■ EXCERPTED DATA:
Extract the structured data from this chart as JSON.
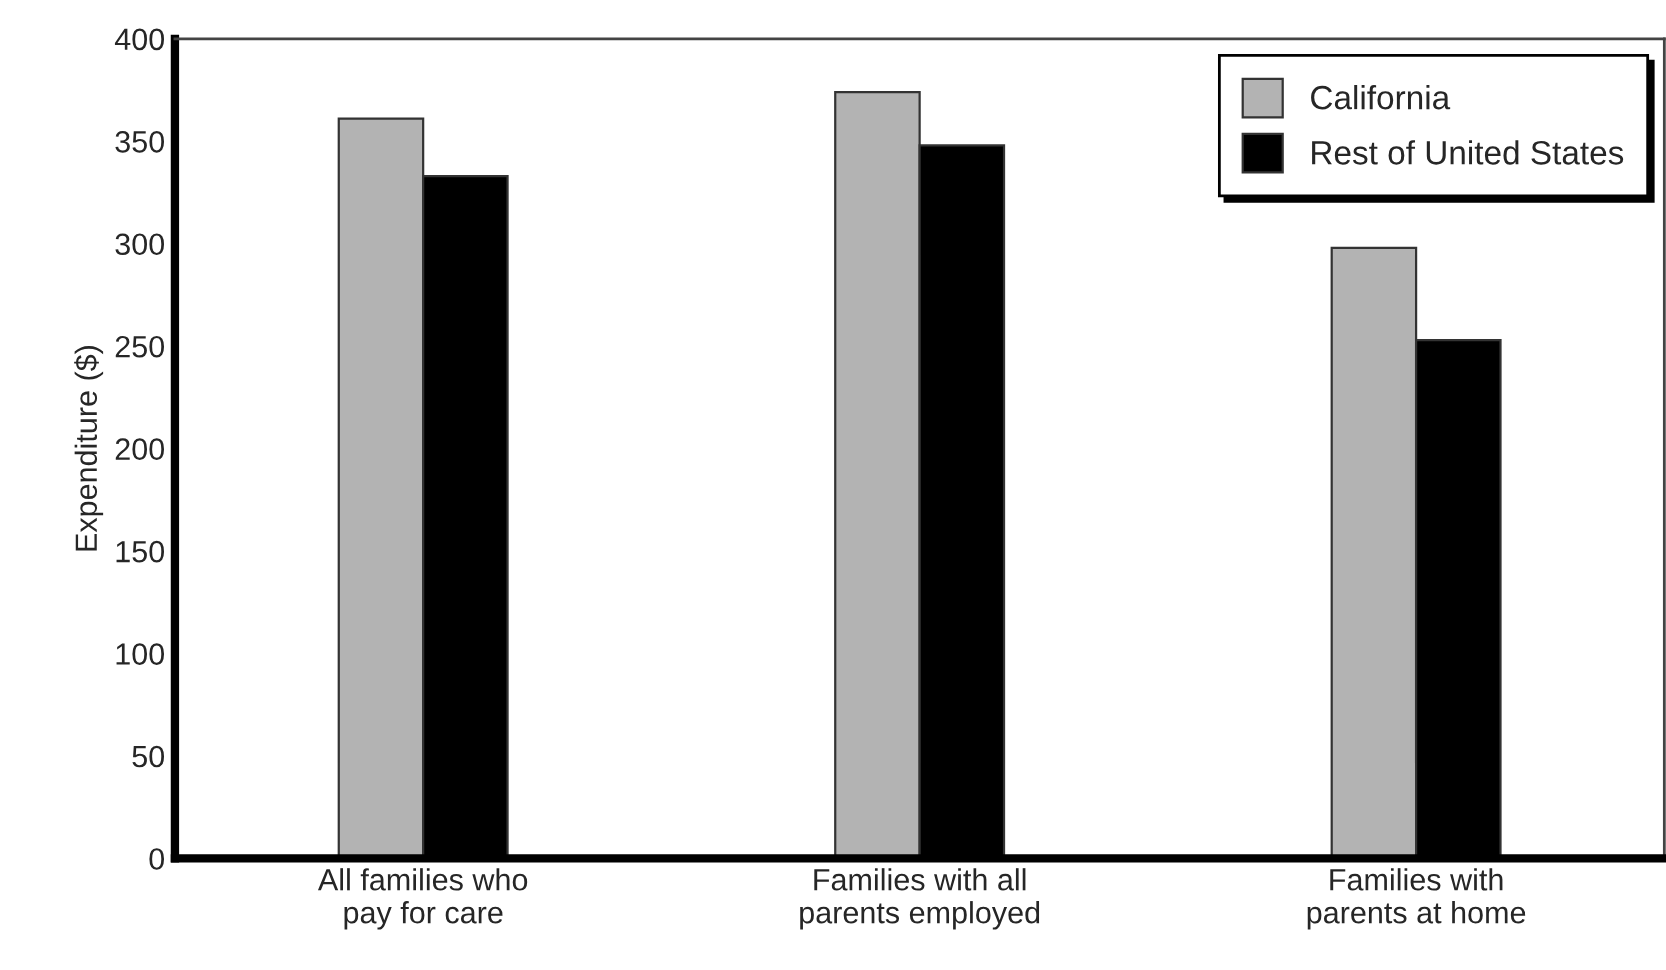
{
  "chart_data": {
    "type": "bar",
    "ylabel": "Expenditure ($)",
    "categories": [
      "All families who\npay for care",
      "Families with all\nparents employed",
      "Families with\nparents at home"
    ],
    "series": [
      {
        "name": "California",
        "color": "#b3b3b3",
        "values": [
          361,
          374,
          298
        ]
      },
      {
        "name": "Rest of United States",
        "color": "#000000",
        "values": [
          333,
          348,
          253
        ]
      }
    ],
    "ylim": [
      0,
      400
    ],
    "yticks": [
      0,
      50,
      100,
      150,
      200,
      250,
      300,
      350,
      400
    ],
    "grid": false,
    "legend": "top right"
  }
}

■ THE PROBLEM: Leave out the pictures and give the rest of the records again exactly.

■ THE REPLY:
Extract the structured data from this chart as JSON.
{
  "chart_data": {
    "type": "bar",
    "ylabel": "Expenditure ($)",
    "categories": [
      "All families who\npay for care",
      "Families with all\nparents employed",
      "Families with\nparents at home"
    ],
    "series": [
      {
        "name": "California",
        "color": "#b3b3b3",
        "values": [
          361,
          374,
          298
        ]
      },
      {
        "name": "Rest of United States",
        "color": "#000000",
        "values": [
          333,
          348,
          253
        ]
      }
    ],
    "ylim": [
      0,
      400
    ],
    "yticks": [
      0,
      50,
      100,
      150,
      200,
      250,
      300,
      350,
      400
    ],
    "grid": false,
    "legend": "top right"
  }
}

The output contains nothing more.